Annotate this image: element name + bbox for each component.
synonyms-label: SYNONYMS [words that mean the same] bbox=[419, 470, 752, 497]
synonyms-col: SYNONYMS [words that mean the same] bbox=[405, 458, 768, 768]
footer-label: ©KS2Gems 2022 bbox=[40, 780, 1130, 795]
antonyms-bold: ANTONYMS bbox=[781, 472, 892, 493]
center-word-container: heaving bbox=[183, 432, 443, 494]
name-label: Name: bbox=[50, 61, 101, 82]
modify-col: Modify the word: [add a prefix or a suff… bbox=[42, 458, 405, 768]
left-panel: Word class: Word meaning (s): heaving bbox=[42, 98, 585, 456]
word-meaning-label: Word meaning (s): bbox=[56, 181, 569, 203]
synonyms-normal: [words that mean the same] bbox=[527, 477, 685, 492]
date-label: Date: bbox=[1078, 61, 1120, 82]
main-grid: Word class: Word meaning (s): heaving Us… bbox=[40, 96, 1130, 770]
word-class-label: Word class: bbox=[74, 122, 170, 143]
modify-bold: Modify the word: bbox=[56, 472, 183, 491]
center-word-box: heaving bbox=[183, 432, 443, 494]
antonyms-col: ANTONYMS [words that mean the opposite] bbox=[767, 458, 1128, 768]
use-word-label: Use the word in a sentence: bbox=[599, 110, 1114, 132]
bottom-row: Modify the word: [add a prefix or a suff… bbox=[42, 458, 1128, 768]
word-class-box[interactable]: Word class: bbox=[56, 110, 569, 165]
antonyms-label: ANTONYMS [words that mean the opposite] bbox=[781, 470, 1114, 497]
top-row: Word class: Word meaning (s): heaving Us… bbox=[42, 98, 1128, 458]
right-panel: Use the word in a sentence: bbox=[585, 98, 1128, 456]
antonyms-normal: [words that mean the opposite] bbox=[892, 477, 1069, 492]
...
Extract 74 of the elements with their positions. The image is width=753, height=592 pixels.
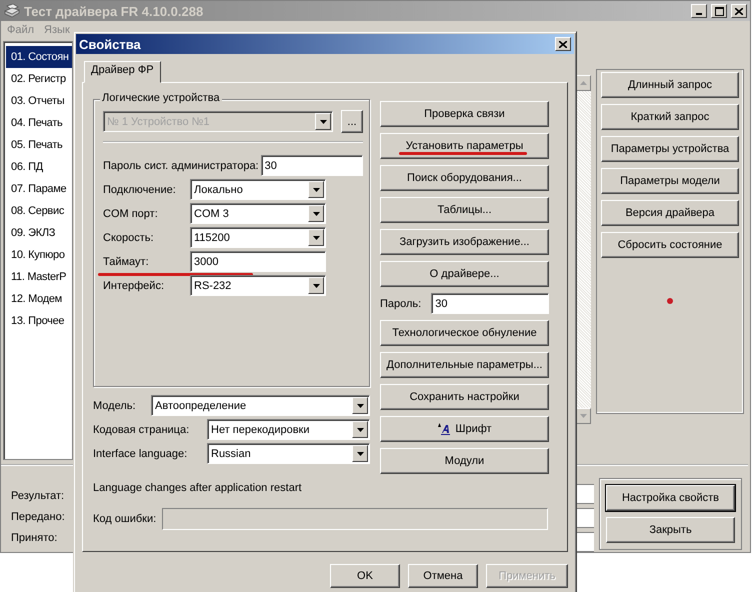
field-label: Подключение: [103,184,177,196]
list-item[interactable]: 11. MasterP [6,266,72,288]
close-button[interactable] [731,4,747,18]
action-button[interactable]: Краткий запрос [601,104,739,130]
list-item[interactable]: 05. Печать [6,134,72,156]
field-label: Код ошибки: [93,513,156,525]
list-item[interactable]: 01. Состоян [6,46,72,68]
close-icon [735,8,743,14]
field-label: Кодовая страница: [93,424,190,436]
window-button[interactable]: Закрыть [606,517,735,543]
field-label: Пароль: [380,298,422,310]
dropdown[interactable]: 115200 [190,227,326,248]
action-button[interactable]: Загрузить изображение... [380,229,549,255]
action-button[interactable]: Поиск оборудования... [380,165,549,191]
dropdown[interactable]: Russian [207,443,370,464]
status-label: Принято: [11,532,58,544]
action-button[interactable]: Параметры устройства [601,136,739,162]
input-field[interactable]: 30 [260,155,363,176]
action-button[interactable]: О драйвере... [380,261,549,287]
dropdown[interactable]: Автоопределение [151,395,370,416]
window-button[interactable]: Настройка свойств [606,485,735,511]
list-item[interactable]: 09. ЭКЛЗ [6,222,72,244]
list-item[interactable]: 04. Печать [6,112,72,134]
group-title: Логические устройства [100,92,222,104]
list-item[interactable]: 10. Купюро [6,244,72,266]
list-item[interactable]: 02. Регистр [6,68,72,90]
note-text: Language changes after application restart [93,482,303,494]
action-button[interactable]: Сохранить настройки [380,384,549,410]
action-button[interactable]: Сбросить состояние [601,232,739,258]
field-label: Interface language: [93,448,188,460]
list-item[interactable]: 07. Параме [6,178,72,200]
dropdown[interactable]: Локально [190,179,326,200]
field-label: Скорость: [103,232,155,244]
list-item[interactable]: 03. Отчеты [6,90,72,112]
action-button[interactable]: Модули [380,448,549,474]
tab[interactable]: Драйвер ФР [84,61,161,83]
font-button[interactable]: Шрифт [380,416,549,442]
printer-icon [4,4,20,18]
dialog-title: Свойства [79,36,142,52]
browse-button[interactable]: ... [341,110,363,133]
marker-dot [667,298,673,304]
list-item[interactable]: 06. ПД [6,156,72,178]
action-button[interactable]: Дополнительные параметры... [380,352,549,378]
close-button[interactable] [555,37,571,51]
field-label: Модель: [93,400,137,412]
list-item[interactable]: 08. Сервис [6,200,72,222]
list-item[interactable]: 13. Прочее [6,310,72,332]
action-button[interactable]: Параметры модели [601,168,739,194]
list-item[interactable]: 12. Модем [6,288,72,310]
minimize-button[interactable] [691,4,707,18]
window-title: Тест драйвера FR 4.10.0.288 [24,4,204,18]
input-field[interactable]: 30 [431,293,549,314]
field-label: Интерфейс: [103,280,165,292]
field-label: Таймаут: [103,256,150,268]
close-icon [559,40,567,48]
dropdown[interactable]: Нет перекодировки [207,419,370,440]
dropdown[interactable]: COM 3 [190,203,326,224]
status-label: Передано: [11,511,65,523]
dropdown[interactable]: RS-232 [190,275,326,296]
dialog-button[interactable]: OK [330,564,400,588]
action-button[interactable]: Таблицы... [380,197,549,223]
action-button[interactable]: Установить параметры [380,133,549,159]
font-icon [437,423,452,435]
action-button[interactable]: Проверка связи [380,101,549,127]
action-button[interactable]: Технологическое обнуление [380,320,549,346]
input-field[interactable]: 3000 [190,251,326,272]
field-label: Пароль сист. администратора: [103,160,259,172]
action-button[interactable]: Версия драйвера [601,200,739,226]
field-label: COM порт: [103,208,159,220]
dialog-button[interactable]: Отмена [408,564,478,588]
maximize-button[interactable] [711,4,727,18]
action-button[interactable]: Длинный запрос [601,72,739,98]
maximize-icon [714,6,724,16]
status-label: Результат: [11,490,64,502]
* * *
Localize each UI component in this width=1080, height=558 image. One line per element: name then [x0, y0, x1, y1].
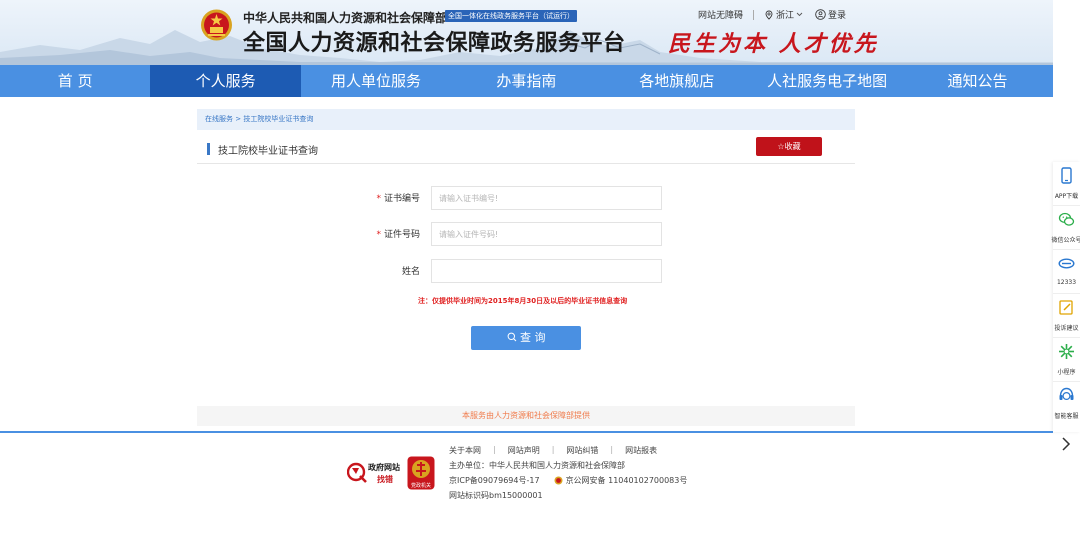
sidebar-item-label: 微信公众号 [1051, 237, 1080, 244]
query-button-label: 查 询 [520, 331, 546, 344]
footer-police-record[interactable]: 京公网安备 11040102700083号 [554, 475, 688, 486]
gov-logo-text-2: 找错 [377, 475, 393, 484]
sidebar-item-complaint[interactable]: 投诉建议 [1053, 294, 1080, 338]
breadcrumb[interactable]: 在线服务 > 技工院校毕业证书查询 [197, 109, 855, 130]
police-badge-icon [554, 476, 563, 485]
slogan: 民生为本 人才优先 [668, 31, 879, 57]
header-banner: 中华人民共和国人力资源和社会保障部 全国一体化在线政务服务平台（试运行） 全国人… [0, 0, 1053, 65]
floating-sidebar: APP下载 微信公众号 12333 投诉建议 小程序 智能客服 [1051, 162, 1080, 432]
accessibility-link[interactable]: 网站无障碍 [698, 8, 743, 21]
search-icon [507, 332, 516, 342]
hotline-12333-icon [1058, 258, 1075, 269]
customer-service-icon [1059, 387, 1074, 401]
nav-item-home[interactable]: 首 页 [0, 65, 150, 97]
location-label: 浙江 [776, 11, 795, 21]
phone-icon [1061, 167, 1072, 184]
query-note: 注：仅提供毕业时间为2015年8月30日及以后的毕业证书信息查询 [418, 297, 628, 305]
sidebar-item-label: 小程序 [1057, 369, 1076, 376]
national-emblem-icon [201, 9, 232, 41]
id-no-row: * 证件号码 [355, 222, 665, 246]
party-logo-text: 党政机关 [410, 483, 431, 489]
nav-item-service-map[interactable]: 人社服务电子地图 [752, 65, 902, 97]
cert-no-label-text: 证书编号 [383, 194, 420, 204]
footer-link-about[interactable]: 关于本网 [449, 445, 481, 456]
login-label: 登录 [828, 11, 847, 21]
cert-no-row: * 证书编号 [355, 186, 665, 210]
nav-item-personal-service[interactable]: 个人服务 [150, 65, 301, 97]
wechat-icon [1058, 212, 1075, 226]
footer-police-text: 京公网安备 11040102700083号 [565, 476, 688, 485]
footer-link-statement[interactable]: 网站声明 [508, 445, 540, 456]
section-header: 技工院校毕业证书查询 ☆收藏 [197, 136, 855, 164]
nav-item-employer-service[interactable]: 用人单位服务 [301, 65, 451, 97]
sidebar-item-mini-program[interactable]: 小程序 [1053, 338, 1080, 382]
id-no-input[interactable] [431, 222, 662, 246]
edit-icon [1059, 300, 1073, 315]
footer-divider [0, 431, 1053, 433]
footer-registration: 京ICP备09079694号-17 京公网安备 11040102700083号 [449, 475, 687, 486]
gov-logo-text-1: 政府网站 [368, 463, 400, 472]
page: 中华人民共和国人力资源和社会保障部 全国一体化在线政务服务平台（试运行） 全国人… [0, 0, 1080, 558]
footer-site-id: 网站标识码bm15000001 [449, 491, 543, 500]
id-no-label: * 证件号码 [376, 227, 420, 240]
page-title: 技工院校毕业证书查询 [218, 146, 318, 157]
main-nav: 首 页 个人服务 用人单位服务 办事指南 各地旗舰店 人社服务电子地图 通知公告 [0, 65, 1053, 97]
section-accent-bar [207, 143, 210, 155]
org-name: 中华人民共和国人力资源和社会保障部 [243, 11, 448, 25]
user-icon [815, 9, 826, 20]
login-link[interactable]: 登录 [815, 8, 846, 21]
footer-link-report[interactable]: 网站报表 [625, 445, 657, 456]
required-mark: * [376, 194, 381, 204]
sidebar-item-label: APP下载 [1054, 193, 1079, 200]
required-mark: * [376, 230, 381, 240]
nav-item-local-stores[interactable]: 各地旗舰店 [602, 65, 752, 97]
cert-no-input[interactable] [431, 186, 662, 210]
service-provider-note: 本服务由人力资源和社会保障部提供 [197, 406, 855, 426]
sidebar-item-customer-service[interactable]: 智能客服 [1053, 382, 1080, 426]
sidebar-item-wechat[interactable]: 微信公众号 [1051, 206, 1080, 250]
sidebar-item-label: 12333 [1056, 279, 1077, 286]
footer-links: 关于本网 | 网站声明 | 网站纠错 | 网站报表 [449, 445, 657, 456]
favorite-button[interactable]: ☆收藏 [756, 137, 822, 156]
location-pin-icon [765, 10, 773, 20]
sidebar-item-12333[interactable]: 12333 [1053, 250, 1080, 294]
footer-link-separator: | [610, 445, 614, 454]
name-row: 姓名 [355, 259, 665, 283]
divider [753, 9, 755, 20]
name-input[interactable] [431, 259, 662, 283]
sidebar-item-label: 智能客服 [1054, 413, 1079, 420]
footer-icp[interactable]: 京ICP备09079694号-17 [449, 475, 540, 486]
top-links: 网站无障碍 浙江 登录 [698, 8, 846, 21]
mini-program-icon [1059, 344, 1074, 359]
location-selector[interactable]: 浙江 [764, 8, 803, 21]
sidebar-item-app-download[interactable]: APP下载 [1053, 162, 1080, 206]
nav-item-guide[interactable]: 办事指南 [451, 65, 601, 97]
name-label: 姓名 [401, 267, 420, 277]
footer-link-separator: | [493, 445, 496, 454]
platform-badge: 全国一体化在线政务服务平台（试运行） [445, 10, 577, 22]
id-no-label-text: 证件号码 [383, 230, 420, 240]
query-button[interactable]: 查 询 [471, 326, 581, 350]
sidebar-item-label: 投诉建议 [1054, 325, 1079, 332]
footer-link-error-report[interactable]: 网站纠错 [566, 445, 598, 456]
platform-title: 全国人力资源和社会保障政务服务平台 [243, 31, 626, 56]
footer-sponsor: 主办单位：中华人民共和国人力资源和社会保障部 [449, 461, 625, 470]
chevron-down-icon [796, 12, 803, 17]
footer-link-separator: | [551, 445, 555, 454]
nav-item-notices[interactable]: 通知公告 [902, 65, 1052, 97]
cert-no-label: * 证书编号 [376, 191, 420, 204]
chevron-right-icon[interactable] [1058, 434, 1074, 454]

#### [WORK TO COMPLETE]
Rewrite the lines from the line with "Annotate this image: element" to the line with "left-panel: Word class: Word", replacing "heaving" with "trembling" and leaving everything else unchanged.

#### [OUTPUT FOR THIS TASK]
Annotate this image: element name + bbox for each component.
synonyms-label: SYNONYMS [words that mean the same] bbox=[419, 470, 752, 497]
synonyms-col: SYNONYMS [words that mean the same] bbox=[405, 458, 768, 768]
footer-label: ©KS2Gems 2022 bbox=[40, 780, 1130, 795]
antonyms-bold: ANTONYMS bbox=[781, 472, 892, 493]
center-word-container: trembling bbox=[183, 432, 443, 494]
name-label: Name: bbox=[50, 61, 101, 82]
modify-col: Modify the word: [add a prefix or a suff… bbox=[42, 458, 405, 768]
left-panel: Word class: Word meaning (s): trembling bbox=[42, 98, 585, 456]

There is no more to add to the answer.